→ YOUR GOAL:
Find "Type out the text in this image." in the material below, then copy that line and every subsequent line to the end, exactly.

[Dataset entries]
************

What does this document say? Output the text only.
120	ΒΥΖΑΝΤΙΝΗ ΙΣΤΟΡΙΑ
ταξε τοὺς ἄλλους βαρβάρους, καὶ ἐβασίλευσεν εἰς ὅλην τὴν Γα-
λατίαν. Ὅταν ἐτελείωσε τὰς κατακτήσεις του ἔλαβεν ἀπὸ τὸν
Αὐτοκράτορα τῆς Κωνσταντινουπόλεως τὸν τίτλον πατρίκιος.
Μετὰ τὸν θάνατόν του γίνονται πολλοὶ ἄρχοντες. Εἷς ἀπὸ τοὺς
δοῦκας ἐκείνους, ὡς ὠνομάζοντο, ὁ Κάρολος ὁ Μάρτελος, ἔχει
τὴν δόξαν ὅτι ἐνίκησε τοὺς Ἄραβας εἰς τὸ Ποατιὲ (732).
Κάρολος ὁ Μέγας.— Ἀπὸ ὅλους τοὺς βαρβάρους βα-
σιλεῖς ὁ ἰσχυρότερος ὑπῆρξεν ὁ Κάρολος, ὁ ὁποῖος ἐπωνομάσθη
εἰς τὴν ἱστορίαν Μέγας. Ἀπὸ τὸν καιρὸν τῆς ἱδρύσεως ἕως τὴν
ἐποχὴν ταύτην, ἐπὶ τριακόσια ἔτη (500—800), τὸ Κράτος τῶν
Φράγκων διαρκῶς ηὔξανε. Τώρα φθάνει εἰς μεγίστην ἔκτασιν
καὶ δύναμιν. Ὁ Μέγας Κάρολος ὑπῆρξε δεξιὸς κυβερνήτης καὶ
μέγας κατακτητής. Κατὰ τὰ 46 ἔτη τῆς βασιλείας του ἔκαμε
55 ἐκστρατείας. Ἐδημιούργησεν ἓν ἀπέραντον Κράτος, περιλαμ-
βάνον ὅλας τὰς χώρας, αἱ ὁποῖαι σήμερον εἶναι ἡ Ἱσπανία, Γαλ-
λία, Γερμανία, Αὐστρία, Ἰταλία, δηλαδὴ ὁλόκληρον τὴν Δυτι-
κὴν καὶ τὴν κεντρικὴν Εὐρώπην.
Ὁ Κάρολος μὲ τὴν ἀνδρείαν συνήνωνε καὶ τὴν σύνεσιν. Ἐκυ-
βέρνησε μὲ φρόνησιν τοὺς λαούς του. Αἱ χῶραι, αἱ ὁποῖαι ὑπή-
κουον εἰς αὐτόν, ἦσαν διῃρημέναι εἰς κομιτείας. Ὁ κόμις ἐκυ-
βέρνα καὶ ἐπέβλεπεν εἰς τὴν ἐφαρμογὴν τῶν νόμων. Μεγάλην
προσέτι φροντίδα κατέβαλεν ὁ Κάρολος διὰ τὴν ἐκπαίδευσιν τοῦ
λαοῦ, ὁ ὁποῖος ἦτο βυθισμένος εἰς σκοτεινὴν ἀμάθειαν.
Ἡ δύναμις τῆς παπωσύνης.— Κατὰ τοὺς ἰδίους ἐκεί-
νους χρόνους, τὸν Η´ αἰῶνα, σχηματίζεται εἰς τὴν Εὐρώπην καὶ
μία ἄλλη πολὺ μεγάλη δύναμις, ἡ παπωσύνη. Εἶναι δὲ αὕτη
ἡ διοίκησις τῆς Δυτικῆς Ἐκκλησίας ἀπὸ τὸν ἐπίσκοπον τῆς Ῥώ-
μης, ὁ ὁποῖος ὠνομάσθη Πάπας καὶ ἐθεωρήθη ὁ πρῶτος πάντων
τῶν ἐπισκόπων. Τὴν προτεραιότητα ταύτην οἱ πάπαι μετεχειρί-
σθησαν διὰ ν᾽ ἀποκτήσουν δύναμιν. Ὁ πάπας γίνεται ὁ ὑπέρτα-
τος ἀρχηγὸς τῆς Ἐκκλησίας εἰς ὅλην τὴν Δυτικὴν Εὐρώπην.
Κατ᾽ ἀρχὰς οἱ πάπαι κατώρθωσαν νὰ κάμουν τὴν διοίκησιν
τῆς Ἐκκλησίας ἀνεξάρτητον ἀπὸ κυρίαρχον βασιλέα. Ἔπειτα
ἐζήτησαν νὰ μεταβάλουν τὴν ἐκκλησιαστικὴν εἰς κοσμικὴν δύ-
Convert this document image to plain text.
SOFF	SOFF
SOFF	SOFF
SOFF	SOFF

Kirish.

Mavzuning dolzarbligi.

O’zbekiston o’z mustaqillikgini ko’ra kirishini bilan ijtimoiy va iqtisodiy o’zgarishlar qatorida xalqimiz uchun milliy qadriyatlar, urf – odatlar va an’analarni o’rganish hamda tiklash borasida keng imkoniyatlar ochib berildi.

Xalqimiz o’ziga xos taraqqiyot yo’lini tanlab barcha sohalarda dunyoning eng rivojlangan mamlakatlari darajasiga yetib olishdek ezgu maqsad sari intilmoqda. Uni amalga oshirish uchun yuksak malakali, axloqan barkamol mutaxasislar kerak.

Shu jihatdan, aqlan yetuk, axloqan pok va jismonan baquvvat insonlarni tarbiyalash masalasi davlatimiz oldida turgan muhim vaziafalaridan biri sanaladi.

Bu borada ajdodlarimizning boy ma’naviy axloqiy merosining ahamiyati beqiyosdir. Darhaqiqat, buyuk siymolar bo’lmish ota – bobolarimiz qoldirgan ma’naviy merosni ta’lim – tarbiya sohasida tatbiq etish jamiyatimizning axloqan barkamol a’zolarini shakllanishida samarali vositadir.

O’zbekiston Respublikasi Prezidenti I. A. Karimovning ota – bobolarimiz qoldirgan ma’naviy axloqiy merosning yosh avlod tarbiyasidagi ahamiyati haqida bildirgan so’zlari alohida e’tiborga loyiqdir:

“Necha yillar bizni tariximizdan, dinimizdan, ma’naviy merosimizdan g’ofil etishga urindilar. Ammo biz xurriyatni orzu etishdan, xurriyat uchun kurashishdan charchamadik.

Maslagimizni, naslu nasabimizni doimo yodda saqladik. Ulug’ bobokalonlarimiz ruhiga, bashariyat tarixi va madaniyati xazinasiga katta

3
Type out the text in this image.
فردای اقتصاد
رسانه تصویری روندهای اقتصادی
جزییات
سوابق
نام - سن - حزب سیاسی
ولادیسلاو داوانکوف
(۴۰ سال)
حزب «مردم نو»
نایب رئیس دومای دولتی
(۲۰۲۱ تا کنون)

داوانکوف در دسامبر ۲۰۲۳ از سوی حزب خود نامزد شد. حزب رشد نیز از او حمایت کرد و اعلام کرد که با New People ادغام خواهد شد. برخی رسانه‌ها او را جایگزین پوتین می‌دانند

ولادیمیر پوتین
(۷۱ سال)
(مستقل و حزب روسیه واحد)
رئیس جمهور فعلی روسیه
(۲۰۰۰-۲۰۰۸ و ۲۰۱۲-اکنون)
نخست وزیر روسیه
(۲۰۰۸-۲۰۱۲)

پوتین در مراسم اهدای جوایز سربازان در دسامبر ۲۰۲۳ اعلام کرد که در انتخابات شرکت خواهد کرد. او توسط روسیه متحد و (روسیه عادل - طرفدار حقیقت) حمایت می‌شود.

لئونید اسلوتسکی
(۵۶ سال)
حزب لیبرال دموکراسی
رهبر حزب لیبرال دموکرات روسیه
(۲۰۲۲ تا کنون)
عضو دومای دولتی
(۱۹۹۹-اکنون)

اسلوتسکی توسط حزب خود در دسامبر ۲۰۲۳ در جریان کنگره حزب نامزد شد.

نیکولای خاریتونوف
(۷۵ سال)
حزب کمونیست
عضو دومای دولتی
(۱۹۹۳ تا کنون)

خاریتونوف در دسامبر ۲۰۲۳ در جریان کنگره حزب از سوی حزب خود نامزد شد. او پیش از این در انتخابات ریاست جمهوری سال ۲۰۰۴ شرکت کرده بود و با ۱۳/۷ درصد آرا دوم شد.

************

→ SOLUTION:
Type out the text in this image.
فردای اقتصاد
رسانه تصویری روندهای اقتصادی
جزییات
سوابق
نام - سن - حزب سیاسی
ولادیسلاو داوانکوف
(۴۰ سال)
حزب «مردم نو»
نایب رئیس دومای دولتی
(۲۰۲۱ تا کنون)

داوانکوف در دسامبر ۲۰۲۳ از سوی حزب خود نامزد شد. حزب رشد نیز از او حمایت کرد و اعلام کرد که با New People ادغام خواهد شد. برخی رسانه‌ها او را جایگزین پوتین می‌دانند

ولادیمیر پوتین
(۷۱ سال)
(مستقل و حزب روسیه واحد)
رئیس جمهور فعلی روسیه
(۲۰۰۰-۲۰۰۸ و ۲۰۱۲-اکنون)
نخست وزیر روسیه
(۲۰۰۸-۲۰۱۲)

پوتین در مراسم اهدای جوایز سربازان در دسامبر ۲۰۲۳ اعلام کرد که در انتخابات شرکت خواهد کرد. او توسط روسیه متحد و (روسیه عادل - طرفدار حقیقت) حمایت می‌شود.

لئونید اسلوتسکی
(۵۶ سال)
حزب لیبرال دموکراسی
رهبر حزب لیبرال دموکرات روسیه
(۲۰۲۲ تا کنون)
عضو دومای دولتی
(۱۹۹۹-اکنون)

اسلوتسکی توسط حزب خود در دسامبر ۲۰۲۳ در جریان کنگره حزب نامزد شد.

نیکولای خاریتونوف
(۷۵ سال)
حزب کمونیست
عضو دومای دولتی
(۱۹۹۳ تا کنون)

خاریتونوف در دسامبر ۲۰۲۳ در جریان کنگره حزب از سوی حزب خود نامزد شد. او پیش از این در انتخابات ریاست جمهوری سال ۲۰۰۴ شرکت کرده بود و با ۱۳/۷ درصد آرا دوم شد.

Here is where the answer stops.